Task to complete
The listing below is the input. Say how many of its lines contain "ducto", giving the number alone.

Material
-- BEGIN --
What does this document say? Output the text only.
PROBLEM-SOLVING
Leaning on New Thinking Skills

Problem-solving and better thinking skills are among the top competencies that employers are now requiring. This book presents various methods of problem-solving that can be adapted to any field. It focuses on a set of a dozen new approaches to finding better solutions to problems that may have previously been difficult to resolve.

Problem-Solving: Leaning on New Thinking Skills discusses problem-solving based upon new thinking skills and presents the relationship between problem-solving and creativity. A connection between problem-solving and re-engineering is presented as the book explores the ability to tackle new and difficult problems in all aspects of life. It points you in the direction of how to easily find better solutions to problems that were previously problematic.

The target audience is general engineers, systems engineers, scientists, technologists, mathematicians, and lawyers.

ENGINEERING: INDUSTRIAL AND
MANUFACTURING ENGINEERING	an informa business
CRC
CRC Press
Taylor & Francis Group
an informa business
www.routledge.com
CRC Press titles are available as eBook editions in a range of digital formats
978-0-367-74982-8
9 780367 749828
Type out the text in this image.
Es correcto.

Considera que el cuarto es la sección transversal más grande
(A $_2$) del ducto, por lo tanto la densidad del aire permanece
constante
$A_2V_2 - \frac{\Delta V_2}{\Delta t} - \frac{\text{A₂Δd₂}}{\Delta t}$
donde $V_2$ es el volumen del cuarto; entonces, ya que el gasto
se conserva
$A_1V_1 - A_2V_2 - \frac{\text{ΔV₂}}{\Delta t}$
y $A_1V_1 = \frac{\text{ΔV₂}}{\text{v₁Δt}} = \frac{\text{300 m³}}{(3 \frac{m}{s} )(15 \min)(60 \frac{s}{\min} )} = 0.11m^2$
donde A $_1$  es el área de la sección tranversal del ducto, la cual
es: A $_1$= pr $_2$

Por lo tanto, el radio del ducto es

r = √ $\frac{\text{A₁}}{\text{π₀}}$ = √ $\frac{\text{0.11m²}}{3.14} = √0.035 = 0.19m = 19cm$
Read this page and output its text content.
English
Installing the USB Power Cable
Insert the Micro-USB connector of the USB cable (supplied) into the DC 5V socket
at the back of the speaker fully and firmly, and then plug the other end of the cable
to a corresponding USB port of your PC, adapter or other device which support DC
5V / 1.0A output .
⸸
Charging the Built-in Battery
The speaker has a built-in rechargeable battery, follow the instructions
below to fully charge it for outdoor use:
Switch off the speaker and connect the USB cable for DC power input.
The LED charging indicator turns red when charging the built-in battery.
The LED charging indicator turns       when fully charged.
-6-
-- END --
The completed task
3